TASK INPUT:

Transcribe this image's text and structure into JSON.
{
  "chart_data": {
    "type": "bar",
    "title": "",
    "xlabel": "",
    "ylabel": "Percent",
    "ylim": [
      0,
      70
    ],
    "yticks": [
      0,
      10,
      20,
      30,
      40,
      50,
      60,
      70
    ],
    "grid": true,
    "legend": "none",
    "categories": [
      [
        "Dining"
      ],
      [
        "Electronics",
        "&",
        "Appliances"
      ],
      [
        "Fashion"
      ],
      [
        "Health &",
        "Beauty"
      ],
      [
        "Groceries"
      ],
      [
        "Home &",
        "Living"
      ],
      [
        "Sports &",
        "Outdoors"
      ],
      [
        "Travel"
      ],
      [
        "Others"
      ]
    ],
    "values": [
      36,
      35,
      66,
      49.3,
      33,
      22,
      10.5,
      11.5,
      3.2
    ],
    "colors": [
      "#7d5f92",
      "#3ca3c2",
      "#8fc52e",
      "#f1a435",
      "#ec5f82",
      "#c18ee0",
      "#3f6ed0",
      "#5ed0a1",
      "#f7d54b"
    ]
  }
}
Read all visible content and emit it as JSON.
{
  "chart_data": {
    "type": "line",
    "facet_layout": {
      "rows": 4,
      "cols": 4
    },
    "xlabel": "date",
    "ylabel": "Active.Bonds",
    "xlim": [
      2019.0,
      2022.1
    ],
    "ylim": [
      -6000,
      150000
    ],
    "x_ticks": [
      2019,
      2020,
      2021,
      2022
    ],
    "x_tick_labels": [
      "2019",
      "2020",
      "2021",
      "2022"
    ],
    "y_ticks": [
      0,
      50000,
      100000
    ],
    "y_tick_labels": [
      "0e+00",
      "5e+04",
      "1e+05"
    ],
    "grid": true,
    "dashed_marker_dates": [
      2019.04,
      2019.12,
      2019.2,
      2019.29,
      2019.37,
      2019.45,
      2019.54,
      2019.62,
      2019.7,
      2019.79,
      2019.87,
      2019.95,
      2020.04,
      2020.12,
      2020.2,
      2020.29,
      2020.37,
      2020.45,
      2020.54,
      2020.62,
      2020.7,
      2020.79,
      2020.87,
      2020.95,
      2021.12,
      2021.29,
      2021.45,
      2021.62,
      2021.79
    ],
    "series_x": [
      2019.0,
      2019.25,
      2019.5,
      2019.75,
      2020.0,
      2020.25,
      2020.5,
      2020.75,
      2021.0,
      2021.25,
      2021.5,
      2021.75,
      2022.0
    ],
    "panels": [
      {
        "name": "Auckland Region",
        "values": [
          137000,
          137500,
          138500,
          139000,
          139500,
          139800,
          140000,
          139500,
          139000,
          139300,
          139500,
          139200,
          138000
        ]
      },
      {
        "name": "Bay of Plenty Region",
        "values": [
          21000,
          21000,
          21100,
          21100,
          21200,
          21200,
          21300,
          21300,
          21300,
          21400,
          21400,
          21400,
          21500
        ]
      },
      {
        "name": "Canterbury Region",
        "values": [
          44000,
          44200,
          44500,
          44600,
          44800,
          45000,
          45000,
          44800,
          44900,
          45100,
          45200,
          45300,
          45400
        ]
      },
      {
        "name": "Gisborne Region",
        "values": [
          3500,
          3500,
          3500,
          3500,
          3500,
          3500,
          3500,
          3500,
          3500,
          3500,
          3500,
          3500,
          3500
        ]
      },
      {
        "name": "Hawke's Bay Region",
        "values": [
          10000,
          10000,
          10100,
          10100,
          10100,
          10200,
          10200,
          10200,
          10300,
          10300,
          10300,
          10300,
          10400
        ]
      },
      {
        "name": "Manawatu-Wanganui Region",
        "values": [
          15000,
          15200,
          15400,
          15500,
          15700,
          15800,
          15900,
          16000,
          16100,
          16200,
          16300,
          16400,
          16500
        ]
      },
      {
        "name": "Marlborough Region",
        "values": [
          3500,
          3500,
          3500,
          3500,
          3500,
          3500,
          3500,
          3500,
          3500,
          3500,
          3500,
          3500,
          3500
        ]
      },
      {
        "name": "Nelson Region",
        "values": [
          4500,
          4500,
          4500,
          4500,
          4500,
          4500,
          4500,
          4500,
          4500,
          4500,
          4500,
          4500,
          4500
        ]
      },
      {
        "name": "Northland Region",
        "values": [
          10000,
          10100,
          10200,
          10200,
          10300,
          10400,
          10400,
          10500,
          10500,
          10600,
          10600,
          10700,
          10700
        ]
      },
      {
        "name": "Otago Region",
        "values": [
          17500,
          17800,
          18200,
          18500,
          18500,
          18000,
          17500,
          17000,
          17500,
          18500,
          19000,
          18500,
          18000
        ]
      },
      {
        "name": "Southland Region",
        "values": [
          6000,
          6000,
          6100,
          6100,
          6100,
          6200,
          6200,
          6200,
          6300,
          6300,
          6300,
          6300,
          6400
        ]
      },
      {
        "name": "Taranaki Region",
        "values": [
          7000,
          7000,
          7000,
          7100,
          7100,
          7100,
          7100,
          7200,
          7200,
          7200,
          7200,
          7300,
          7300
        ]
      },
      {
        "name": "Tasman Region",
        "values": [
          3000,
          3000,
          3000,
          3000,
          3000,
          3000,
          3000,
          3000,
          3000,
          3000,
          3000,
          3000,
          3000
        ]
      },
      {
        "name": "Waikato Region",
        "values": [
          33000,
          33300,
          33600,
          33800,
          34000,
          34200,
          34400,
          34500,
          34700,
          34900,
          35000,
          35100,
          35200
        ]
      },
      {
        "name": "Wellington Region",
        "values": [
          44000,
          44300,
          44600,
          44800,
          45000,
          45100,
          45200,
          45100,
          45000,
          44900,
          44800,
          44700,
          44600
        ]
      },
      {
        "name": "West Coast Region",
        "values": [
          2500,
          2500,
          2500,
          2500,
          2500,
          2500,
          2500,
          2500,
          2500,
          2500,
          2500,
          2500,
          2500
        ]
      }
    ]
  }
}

SHORT EXERCISE: Gather all lines where the word "ylabel" appears.

TASK RESPONSE:
    "ylabel": "Percent",
    "ylabel": "Active.Bonds",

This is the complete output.